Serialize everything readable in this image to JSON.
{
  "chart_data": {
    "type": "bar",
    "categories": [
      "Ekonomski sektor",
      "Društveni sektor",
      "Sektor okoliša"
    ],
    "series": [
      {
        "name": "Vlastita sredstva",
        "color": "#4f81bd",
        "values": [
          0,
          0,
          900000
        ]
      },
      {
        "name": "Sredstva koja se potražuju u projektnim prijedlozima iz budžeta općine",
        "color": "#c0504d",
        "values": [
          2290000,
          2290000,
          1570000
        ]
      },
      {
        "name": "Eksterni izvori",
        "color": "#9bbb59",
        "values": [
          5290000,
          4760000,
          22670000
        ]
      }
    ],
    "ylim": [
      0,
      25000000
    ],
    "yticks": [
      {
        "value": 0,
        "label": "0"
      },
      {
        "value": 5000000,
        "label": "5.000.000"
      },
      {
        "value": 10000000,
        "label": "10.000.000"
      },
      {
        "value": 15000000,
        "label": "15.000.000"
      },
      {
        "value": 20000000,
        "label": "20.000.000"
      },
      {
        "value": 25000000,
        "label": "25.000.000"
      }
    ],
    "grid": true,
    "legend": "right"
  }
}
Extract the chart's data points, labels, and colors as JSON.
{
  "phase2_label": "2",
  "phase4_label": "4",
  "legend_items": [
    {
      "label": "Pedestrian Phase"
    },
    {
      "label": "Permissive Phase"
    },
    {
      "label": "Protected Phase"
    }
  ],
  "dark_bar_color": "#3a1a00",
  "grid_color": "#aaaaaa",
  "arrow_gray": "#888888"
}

+++

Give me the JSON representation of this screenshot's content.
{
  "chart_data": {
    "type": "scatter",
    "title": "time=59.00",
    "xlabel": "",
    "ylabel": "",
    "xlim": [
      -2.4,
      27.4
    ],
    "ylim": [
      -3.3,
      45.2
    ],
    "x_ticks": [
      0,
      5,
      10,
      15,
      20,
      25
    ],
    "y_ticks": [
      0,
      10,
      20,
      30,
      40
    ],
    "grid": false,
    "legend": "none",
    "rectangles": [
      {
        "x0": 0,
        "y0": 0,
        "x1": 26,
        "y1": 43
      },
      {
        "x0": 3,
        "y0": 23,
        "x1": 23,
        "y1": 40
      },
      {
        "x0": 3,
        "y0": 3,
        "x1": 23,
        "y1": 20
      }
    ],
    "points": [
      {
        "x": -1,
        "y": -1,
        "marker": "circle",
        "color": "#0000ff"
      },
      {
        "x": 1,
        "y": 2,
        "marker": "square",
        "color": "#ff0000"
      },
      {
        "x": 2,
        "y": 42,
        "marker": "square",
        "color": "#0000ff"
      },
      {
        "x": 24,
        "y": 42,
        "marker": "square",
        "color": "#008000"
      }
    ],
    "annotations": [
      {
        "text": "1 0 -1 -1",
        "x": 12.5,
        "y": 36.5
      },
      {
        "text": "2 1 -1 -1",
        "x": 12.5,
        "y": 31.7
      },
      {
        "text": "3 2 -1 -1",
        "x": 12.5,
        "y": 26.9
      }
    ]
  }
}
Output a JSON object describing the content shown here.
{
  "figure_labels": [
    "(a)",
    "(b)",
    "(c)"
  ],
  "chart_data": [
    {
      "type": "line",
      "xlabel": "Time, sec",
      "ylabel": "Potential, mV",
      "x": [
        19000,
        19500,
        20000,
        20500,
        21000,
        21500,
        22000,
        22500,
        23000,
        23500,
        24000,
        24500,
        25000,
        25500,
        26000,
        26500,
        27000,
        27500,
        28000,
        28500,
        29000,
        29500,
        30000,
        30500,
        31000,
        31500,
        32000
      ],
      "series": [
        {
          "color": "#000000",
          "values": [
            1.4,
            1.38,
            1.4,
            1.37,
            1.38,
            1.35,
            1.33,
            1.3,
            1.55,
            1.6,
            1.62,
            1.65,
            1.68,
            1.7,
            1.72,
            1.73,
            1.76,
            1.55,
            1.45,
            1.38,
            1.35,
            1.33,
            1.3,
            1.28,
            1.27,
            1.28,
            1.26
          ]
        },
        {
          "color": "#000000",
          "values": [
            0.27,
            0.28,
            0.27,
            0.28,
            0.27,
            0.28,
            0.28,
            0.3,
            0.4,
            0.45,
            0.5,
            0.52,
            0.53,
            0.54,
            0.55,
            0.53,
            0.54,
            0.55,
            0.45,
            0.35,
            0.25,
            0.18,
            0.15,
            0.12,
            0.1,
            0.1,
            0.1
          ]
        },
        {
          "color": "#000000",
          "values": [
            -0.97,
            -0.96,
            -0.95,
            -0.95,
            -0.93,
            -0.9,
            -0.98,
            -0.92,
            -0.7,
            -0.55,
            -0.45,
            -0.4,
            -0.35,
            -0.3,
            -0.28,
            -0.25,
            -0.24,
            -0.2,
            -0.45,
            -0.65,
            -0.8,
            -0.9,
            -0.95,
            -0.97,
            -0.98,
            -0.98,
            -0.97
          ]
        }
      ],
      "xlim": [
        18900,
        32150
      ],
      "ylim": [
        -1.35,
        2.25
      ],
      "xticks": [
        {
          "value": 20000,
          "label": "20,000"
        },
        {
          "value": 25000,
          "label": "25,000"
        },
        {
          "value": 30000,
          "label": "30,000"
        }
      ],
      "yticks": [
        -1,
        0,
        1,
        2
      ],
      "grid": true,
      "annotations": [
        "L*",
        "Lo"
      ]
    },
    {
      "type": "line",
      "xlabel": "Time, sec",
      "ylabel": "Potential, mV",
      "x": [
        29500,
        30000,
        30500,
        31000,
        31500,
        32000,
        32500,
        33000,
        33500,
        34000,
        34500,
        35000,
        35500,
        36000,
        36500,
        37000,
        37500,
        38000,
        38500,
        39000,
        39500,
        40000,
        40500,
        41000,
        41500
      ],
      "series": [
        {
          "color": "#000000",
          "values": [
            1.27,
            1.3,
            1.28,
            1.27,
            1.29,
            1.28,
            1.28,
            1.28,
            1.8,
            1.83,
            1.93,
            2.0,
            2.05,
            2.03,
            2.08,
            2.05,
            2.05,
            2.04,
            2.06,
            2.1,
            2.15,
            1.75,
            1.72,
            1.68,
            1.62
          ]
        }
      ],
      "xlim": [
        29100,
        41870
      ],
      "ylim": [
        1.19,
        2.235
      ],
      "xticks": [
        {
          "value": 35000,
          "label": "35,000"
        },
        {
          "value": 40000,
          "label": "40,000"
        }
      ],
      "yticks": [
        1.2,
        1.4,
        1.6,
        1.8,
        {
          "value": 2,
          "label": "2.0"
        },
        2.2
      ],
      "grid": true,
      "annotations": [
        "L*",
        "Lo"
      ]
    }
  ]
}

+++

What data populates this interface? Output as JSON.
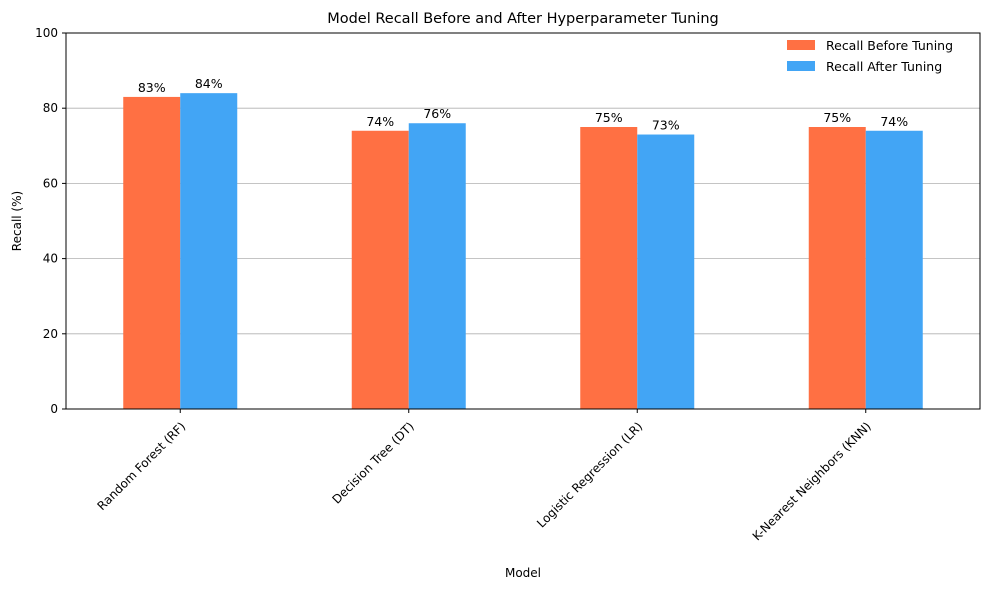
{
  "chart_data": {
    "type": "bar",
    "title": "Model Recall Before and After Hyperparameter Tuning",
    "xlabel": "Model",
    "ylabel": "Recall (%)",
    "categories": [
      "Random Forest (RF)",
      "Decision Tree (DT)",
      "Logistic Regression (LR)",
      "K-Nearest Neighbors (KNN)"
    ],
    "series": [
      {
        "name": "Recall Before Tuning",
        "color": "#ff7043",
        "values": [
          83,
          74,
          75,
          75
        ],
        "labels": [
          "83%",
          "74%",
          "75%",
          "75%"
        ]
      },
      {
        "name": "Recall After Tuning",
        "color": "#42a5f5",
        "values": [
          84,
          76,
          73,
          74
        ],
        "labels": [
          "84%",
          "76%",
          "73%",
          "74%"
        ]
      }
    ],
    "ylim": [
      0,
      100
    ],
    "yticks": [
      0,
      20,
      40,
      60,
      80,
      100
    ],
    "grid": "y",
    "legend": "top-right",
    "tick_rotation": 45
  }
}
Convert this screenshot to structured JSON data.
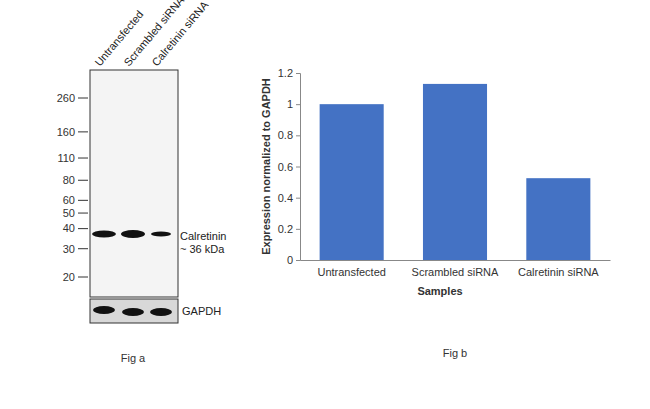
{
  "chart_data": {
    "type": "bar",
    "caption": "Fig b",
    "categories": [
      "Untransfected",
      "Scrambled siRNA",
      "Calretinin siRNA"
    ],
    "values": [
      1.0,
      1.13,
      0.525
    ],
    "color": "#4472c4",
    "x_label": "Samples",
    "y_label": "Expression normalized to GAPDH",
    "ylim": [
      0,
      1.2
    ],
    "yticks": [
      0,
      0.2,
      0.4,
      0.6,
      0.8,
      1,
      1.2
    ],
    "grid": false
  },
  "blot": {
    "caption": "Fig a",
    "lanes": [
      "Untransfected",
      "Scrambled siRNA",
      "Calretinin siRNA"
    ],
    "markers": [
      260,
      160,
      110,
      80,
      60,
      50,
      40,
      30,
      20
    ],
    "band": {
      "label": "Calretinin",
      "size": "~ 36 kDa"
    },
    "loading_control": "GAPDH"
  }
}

+++

- [GOAL] Filter the entries down to the lines with the word "points" in them.

- [TASK ANSWER]
Extract the chart's data points, labels, and colors as JSON.
    "points": [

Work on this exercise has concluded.